** Start of Exercise input **

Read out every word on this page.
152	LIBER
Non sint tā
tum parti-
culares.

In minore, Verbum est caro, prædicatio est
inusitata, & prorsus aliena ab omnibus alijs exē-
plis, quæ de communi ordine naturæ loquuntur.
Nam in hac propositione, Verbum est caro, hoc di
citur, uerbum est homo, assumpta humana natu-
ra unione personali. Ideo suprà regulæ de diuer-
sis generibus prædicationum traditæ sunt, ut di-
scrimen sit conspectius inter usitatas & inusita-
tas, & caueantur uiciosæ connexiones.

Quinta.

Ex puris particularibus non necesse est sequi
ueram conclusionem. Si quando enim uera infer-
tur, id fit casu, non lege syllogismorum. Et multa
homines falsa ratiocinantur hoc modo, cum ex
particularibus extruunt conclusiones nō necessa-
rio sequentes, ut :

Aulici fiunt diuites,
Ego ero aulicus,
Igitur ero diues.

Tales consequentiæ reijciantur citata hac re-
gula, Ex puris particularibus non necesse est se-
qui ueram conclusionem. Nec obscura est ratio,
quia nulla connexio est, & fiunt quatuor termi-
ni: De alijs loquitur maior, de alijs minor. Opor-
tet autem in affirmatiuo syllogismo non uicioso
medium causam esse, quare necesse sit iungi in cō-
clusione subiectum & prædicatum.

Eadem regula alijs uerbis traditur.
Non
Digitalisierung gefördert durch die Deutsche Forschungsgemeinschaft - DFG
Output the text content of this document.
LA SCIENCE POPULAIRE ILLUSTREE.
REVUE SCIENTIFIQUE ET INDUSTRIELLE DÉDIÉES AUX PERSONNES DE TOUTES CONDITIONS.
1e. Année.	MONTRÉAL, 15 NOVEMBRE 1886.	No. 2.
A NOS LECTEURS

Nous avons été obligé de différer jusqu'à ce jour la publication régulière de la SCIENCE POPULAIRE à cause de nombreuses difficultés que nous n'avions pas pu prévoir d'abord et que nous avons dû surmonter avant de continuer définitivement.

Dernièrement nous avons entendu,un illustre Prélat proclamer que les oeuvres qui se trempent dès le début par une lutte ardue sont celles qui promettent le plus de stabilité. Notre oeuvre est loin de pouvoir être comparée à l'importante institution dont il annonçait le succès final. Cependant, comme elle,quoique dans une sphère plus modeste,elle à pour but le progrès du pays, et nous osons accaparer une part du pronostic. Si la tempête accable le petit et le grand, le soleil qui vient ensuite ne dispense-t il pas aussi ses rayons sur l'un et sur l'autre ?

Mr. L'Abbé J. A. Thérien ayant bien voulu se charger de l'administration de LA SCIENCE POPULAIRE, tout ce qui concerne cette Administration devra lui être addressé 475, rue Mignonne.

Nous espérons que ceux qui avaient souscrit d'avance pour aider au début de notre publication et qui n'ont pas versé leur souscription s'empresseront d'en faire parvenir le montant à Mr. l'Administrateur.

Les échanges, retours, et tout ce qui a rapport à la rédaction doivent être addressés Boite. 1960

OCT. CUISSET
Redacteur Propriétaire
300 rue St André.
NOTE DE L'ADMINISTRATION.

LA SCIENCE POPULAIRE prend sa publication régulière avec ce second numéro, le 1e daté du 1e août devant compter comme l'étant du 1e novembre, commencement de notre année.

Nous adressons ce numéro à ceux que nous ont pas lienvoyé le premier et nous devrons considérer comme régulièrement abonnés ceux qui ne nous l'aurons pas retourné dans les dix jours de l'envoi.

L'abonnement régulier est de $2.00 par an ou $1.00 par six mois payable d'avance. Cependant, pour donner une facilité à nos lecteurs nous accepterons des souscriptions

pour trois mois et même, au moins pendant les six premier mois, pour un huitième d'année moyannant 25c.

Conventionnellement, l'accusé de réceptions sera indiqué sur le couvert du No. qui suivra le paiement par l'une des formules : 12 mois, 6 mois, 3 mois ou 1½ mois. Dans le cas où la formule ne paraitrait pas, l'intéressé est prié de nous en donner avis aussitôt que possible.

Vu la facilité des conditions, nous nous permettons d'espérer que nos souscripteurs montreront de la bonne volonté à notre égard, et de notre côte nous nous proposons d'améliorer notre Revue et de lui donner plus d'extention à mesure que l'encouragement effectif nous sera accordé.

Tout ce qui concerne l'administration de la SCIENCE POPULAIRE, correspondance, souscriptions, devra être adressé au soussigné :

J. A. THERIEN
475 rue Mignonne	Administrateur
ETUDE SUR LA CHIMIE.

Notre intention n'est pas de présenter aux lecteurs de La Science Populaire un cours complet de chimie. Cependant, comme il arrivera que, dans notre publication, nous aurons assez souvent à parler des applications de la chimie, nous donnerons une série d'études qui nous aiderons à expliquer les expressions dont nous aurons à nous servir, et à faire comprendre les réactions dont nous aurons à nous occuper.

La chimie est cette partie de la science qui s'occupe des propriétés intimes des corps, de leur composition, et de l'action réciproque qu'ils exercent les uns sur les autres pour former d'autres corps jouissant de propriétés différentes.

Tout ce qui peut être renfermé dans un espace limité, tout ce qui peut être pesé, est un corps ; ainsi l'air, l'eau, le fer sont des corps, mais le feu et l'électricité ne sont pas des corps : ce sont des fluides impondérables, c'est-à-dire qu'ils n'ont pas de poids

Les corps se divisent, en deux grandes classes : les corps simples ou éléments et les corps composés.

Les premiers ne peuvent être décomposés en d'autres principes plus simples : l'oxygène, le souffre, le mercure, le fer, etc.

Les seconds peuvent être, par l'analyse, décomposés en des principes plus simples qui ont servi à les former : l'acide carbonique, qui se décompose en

** End of Exercise input **

Exercise details:
Show every line in the entries where the string "caro" occurs.

Output for this task:
In minore, Verbum est caro, prædicatio est
Nam in hac propositione, Verbum est caro, hoc di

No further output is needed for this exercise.